===== Material for the task

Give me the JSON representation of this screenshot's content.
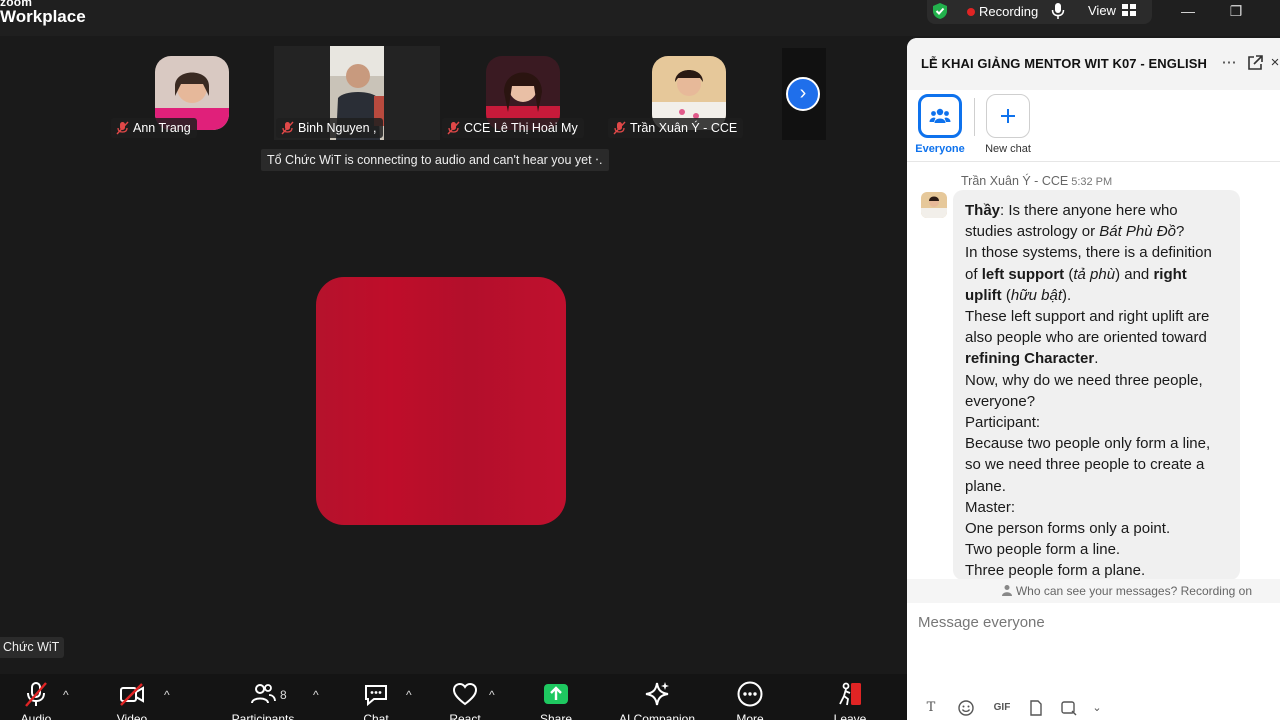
{
  "app": {
    "logo_top": "zoom",
    "logo_bottom": "Workplace"
  },
  "titlebar": {
    "recording_label": "Recording",
    "view_label": "View",
    "minimize": "—",
    "restore": "❐"
  },
  "participants": [
    {
      "name": "Ann Trang"
    },
    {
      "name": "Binh Nguyen ,"
    },
    {
      "name": "CCE Lê Thị Hoài My"
    },
    {
      "name": "Trần Xuân Ý - CCE"
    }
  ],
  "notice": "Tổ Chức WiT is connecting to audio and can't hear you yet  ‧.",
  "active_speaker": "Chức WiT",
  "colors": {
    "accent": "#0e72ed",
    "recording": "#e02424",
    "video_tile": "#bf0d2a",
    "share": "#1ec860"
  },
  "toolbar": {
    "audio": "Audio",
    "video": "Video",
    "participants": "Participants",
    "participants_count": "8",
    "chat": "Chat",
    "react": "React",
    "share": "Share",
    "ai": "AI Companion",
    "more": "More",
    "leave": "Leave"
  },
  "chat": {
    "title": "LỄ KHAI GIẢNG MENTOR WIT K07 - ENGLISH",
    "recipients": [
      {
        "label": "Everyone",
        "icon": "people-icon"
      },
      {
        "label": "New chat",
        "icon": "plus-icon"
      }
    ],
    "message": {
      "sender": "Trần Xuân Ý - CCE",
      "time": "5:32 PM",
      "lines": [
        {
          "b": "Thầy",
          "t": ": Is there anyone here who"
        },
        {
          "t": "studies astrology or ",
          "i": "Bát Phù Đồ",
          "t2": "?"
        },
        {
          "t": "In those systems, there is a definition"
        },
        {
          "t": "of ",
          "b": "left support",
          "t2": " (",
          "i": "tả phù",
          "t3": ") and ",
          "b2": "right"
        },
        {
          "b": "uplift",
          "t": " (",
          "i": "hữu bật",
          "t2": ")."
        },
        {
          "t": "These left support and right uplift are"
        },
        {
          "t": "also people who are oriented toward"
        },
        {
          "b": "refining Character",
          "t": "."
        },
        {
          "t": "Now, why do we need three people,"
        },
        {
          "t": "everyone?"
        },
        {
          "t": "Participant:"
        },
        {
          "t": "Because two people only form a line,"
        },
        {
          "t": "so we need three people to create a"
        },
        {
          "t": "plane."
        },
        {
          "t": "Master:"
        },
        {
          "t": "One person forms only a point."
        },
        {
          "t": "Two people form a line."
        },
        {
          "t": "Three people form a plane."
        }
      ]
    },
    "visibility_note": "Who can see your messages? Recording on",
    "input_placeholder": "Message everyone",
    "format_icons": [
      "text-format-icon",
      "emoji-icon",
      "gif-icon",
      "file-icon",
      "screenshot-icon"
    ],
    "gif_label": "GIF"
  }
}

==========

▸ Directive
Set the data above down again exactly as given, with no pictures.

▸ Reply to the task
Give me the JSON representation of this screenshot's content.
{
  "app": {
    "logo_top": "zoom",
    "logo_bottom": "Workplace"
  },
  "titlebar": {
    "recording_label": "Recording",
    "view_label": "View",
    "minimize": "—",
    "restore": "❐"
  },
  "participants": [
    {
      "name": "Ann Trang"
    },
    {
      "name": "Binh Nguyen ,"
    },
    {
      "name": "CCE Lê Thị Hoài My"
    },
    {
      "name": "Trần Xuân Ý - CCE"
    }
  ],
  "notice": "Tổ Chức WiT is connecting to audio and can't hear you yet  ‧.",
  "active_speaker": "Chức WiT",
  "colors": {
    "accent": "#0e72ed",
    "recording": "#e02424",
    "video_tile": "#bf0d2a",
    "share": "#1ec860"
  },
  "toolbar": {
    "audio": "Audio",
    "video": "Video",
    "participants": "Participants",
    "participants_count": "8",
    "chat": "Chat",
    "react": "React",
    "share": "Share",
    "ai": "AI Companion",
    "more": "More",
    "leave": "Leave"
  },
  "chat": {
    "title": "LỄ KHAI GIẢNG MENTOR WIT K07 - ENGLISH",
    "recipients": [
      {
        "label": "Everyone",
        "icon": "people-icon"
      },
      {
        "label": "New chat",
        "icon": "plus-icon"
      }
    ],
    "message": {
      "sender": "Trần Xuân Ý - CCE",
      "time": "5:32 PM",
      "lines": [
        {
          "b": "Thầy",
          "t": ": Is there anyone here who"
        },
        {
          "t": "studies astrology or ",
          "i": "Bát Phù Đồ",
          "t2": "?"
        },
        {
          "t": "In those systems, there is a definition"
        },
        {
          "t": "of ",
          "b": "left support",
          "t2": " (",
          "i": "tả phù",
          "t3": ") and ",
          "b2": "right"
        },
        {
          "b": "uplift",
          "t": " (",
          "i": "hữu bật",
          "t2": ")."
        },
        {
          "t": "These left support and right uplift are"
        },
        {
          "t": "also people who are oriented toward"
        },
        {
          "b": "refining Character",
          "t": "."
        },
        {
          "t": "Now, why do we need three people,"
        },
        {
          "t": "everyone?"
        },
        {
          "t": "Participant:"
        },
        {
          "t": "Because two people only form a line,"
        },
        {
          "t": "so we need three people to create a"
        },
        {
          "t": "plane."
        },
        {
          "t": "Master:"
        },
        {
          "t": "One person forms only a point."
        },
        {
          "t": "Two people form a line."
        },
        {
          "t": "Three people form a plane."
        }
      ]
    },
    "visibility_note": "Who can see your messages? Recording on",
    "input_placeholder": "Message everyone",
    "format_icons": [
      "text-format-icon",
      "emoji-icon",
      "gif-icon",
      "file-icon",
      "screenshot-icon"
    ],
    "gif_label": "GIF"
  }
}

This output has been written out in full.